• [Exercise]:
Convert every line of the listing below into a Markdown table with two columns, Row and Entry. Number the rows in order and omit any blank lines.

• [Given entries]:

+===+

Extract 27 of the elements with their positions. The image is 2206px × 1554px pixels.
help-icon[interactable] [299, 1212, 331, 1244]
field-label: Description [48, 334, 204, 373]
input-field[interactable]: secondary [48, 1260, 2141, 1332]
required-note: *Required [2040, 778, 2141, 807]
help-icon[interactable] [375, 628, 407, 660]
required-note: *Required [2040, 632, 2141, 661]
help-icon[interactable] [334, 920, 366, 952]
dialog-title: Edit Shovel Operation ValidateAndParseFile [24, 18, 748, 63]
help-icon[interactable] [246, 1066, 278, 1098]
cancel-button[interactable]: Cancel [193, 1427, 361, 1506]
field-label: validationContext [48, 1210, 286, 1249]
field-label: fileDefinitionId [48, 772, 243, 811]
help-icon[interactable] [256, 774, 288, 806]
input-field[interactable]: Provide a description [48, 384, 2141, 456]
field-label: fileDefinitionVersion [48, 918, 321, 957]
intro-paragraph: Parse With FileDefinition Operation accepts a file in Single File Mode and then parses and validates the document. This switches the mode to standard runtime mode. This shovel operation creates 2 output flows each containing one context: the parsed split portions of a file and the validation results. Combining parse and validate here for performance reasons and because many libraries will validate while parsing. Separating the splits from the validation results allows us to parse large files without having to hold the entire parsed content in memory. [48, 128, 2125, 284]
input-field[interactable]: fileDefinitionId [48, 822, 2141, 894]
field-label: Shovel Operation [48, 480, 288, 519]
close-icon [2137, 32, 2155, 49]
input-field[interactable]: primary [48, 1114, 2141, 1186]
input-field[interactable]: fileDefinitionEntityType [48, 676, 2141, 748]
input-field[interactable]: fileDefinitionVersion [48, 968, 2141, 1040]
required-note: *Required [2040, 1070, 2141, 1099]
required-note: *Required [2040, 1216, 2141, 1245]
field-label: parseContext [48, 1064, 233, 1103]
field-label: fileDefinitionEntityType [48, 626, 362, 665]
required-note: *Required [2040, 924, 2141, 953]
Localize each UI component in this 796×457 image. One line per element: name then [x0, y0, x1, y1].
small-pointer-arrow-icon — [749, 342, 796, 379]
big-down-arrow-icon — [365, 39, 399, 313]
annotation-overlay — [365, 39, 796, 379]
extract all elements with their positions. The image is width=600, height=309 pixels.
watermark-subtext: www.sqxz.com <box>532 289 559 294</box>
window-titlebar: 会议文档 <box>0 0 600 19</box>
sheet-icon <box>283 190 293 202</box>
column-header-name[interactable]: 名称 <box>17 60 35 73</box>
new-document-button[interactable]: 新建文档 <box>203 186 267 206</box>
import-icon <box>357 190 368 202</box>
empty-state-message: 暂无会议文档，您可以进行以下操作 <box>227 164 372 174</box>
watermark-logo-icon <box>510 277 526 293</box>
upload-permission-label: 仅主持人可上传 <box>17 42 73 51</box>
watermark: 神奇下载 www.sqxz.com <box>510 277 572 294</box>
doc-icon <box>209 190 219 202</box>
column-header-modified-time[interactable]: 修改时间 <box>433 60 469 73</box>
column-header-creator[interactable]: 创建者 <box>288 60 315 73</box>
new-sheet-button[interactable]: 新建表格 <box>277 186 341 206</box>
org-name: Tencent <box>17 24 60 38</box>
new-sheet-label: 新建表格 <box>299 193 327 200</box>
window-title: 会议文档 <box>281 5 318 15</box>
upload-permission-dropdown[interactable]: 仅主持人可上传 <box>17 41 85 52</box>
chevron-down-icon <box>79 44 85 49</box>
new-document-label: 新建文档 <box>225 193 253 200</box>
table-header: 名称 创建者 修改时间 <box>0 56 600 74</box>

+===+

• [Result for this exercise]:
| Row | Entry |
|---|---|
| 1 | Extract 27 of the elements with their positions. The image is 2206px × 1554px pixels. |
| 2 | help-icon[interactable] [299, 1212, 331, 1244] |
| 3 | field-label: Description [48, 334, 204, 373] |
| 4 | input-field[interactable]: secondary [48, 1260, 2141, 1332] |
| 5 | required-note: *Required [2040, 778, 2141, 807] |
| 6 | help-icon[interactable] [375, 628, 407, 660] |
| 7 | required-note: *Required [2040, 632, 2141, 661] |
| 8 | help-icon[interactable] [334, 920, 366, 952] |
| 9 | dialog-title: Edit Shovel Operation ValidateAndParseFile [24, 18, 748, 63] |
| 10 | help-icon[interactable] [246, 1066, 278, 1098] |
| 11 | cancel-button[interactable]: Cancel [193, 1427, 361, 1506] |
| 12 | field-label: validationContext [48, 1210, 286, 1249] |
| 13 | field-label: fileDefinitionId [48, 772, 243, 811] |
| 14 | help-icon[interactable] [256, 774, 288, 806] |
| 15 | input-field[interactable]: Provide a description [48, 384, 2141, 456] |
| 16 | field-label: fileDefinitionVersion [48, 918, 321, 957] |
| 17 | intro-paragraph: Parse With FileDefinition Operation accepts a file in Single File Mode and then parses and validates the document. This switches the mode to standard runtime mode. This shovel operation creates 2 output flows each containing one context: the parsed split portions of a file and the validation results. Combining parse and validate here for performance reasons and because many libraries will validate while parsing. Separating the splits from the validation results allows us to parse large files without having to hold the entire parsed content in memory. [48, 128, 2125, 284] |
| 18 | input-field[interactable]: fileDefinitionId [48, 822, 2141, 894] |
| 19 | field-label: Shovel Operation [48, 480, 288, 519] |
| 20 | close-icon [2137, 32, 2155, 49] |
| 21 | input-field[interactable]: primary [48, 1114, 2141, 1186] |
| 22 | input-field[interactable]: fileDefinitionEntityType [48, 676, 2141, 748] |
| 23 | input-field[interactable]: fileDefinitionVersion [48, 968, 2141, 1040] |
| 24 | required-note: *Required [2040, 1070, 2141, 1099] |
| 25 | required-note: *Required [2040, 1216, 2141, 1245] |
| 26 | field-label: parseContext [48, 1064, 233, 1103] |
| 27 | field-label: fileDefinitionEntityType [48, 626, 362, 665] |
| 28 | required-note: *Required [2040, 924, 2141, 953] |
| 29 | Localize each UI component in this 796×457 image. One line per element: name then [x0, y0, x1, y1]. |
| 30 | small-pointer-arrow-icon — [749, 342, 796, 379] |
| 31 | big-down-arrow-icon — [365, 39, 399, 313] |
| 32 | annotation-overlay — [365, 39, 796, 379] |
| 33 | extract all elements with their positions. The image is width=600, height=309 pixels. |
| 34 | watermark-subtext: www.sqxz.com <box>532 289 559 294</box> |
| 35 | window-titlebar: 会议文档 <box>0 0 600 19</box> |
| 36 | sheet-icon <box>283 190 293 202</box> |
| 37 | column-header-name[interactable]: 名称 <box>17 60 35 73</box> |
| 38 | new-document-button[interactable]: 新建文档 <box>203 186 267 206</box> |
| 39 | import-icon <box>357 190 368 202</box> |
| 40 | empty-state-message: 暂无会议文档，您可以进行以下操作 <box>227 164 372 174</box> |
| 41 | watermark-logo-icon <box>510 277 526 293</box> |
| 42 | upload-permission-label: 仅主持人可上传 <box>17 42 73 51</box> |
| 43 | watermark: 神奇下载 www.sqxz.com <box>510 277 572 294</box> |
| 44 | doc-icon <box>209 190 219 202</box> |
| 45 | column-header-modified-time[interactable]: 修改时间 <box>433 60 469 73</box> |
| 46 | column-header-creator[interactable]: 创建者 <box>288 60 315 73</box> |
| 47 | new-sheet-button[interactable]: 新建表格 <box>277 186 341 206</box> |
| 48 | org-name: Tencent <box>17 24 60 38</box> |
| 49 | new-sheet-label: 新建表格 <box>299 193 327 200</box> |
| 50 | window-title: 会议文档 <box>281 5 318 15</box> |
| 51 | upload-permission-dropdown[interactable]: 仅主持人可上传 <box>17 41 85 52</box> |
| 52 | chevron-down-icon <box>79 44 85 49</box> |
| 53 | new-document-label: 新建文档 <box>225 193 253 200</box> |
| 54 | table-header: 名称 创建者 修改时间 <box>0 56 600 74</box> |